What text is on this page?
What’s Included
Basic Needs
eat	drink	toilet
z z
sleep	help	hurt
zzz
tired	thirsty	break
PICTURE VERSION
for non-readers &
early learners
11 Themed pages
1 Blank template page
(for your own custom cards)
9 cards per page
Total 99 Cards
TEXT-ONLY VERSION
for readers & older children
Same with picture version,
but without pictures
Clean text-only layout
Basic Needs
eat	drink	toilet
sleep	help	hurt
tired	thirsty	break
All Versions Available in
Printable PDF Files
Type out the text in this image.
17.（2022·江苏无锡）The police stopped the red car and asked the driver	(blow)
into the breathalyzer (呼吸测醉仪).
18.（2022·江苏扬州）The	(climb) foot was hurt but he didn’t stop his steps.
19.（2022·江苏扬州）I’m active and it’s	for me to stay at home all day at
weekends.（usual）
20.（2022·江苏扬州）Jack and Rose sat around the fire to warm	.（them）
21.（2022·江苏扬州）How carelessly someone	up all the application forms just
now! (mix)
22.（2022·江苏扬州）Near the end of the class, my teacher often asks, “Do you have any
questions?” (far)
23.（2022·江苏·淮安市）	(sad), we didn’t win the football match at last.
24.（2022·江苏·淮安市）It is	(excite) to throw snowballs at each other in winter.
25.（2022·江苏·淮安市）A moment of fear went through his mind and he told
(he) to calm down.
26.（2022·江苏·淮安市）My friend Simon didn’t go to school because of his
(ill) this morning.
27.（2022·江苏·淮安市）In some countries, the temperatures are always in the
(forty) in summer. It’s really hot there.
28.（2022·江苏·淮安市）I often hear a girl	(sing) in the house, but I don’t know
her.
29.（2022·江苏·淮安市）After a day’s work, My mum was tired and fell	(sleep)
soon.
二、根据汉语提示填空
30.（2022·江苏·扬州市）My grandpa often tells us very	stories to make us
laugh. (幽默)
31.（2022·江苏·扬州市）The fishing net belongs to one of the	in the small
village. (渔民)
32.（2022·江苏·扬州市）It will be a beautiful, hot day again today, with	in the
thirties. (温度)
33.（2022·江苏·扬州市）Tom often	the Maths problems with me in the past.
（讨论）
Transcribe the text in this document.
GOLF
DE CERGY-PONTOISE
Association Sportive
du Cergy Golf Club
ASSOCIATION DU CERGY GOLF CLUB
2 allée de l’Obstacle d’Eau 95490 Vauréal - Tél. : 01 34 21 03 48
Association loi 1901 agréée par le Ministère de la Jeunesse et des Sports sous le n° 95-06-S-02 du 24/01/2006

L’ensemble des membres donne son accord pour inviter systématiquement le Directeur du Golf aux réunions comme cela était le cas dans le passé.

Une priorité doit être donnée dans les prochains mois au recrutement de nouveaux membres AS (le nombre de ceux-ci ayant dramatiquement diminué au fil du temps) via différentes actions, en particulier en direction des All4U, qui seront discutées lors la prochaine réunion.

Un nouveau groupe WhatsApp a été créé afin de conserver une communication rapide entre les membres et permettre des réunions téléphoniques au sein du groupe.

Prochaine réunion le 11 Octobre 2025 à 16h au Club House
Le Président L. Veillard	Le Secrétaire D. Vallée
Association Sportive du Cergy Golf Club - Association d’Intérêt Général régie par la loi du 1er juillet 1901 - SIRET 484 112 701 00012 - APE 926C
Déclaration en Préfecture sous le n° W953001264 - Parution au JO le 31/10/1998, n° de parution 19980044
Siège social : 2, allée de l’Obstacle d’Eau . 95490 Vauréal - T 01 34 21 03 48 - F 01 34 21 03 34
○ ○ ○ ○
> _Work instructions_:
Every line above should be retyped exactly as given.

> _The completed task_:
What text is on this page?
What’s Included
Basic Needs
eat	drink	toilet
z z
sleep	help	hurt
zzz
tired	thirsty	break
PICTURE VERSION
for non-readers &
early learners
11 Themed pages
1 Blank template page
(for your own custom cards)
9 cards per page
Total 99 Cards
TEXT-ONLY VERSION
for readers & older children
Same with picture version,
but without pictures
Clean text-only layout
Basic Needs
eat	drink	toilet
sleep	help	hurt
tired	thirsty	break
All Versions Available in
Printable PDF Files
Type out the text in this image.
17.（2022·江苏无锡）The police stopped the red car and asked the driver	(blow)
into the breathalyzer (呼吸测醉仪).
18.（2022·江苏扬州）The	(climb) foot was hurt but he didn’t stop his steps.
19.（2022·江苏扬州）I’m active and it’s	for me to stay at home all day at
weekends.（usual）
20.（2022·江苏扬州）Jack and Rose sat around the fire to warm	.（them）
21.（2022·江苏扬州）How carelessly someone	up all the application forms just
now! (mix)
22.（2022·江苏扬州）Near the end of the class, my teacher often asks, “Do you have any
questions?” (far)
23.（2022·江苏·淮安市）	(sad), we didn’t win the football match at last.
24.（2022·江苏·淮安市）It is	(excite) to throw snowballs at each other in winter.
25.（2022·江苏·淮安市）A moment of fear went through his mind and he told
(he) to calm down.
26.（2022·江苏·淮安市）My friend Simon didn’t go to school because of his
(ill) this morning.
27.（2022·江苏·淮安市）In some countries, the temperatures are always in the
(forty) in summer. It’s really hot there.
28.（2022·江苏·淮安市）I often hear a girl	(sing) in the house, but I don’t know
her.
29.（2022·江苏·淮安市）After a day’s work, My mum was tired and fell	(sleep)
soon.
二、根据汉语提示填空
30.（2022·江苏·扬州市）My grandpa often tells us very	stories to make us
laugh. (幽默)
31.（2022·江苏·扬州市）The fishing net belongs to one of the	in the small
village. (渔民)
32.（2022·江苏·扬州市）It will be a beautiful, hot day again today, with	in the
thirties. (温度)
33.（2022·江苏·扬州市）Tom often	the Maths problems with me in the past.
（讨论）
Transcribe the text in this document.
GOLF
DE CERGY-PONTOISE
Association Sportive
du Cergy Golf Club
ASSOCIATION DU CERGY GOLF CLUB
2 allée de l’Obstacle d’Eau 95490 Vauréal - Tél. : 01 34 21 03 48
Association loi 1901 agréée par le Ministère de la Jeunesse et des Sports sous le n° 95-06-S-02 du 24/01/2006

L’ensemble des membres donne son accord pour inviter systématiquement le Directeur du Golf aux réunions comme cela était le cas dans le passé.

Une priorité doit être donnée dans les prochains mois au recrutement de nouveaux membres AS (le nombre de ceux-ci ayant dramatiquement diminué au fil du temps) via différentes actions, en particulier en direction des All4U, qui seront discutées lors la prochaine réunion.

Un nouveau groupe WhatsApp a été créé afin de conserver une communication rapide entre les membres et permettre des réunions téléphoniques au sein du groupe.

Prochaine réunion le 11 Octobre 2025 à 16h au Club House
Le Président L. Veillard	Le Secrétaire D. Vallée
Association Sportive du Cergy Golf Club - Association d’Intérêt Général régie par la loi du 1er juillet 1901 - SIRET 484 112 701 00012 - APE 926C
Déclaration en Préfecture sous le n° W953001264 - Parution au JO le 31/10/1998, n° de parution 19980044
Siège social : 2, allée de l’Obstacle d’Eau . 95490 Vauréal - T 01 34 21 03 48 - F 01 34 21 03 34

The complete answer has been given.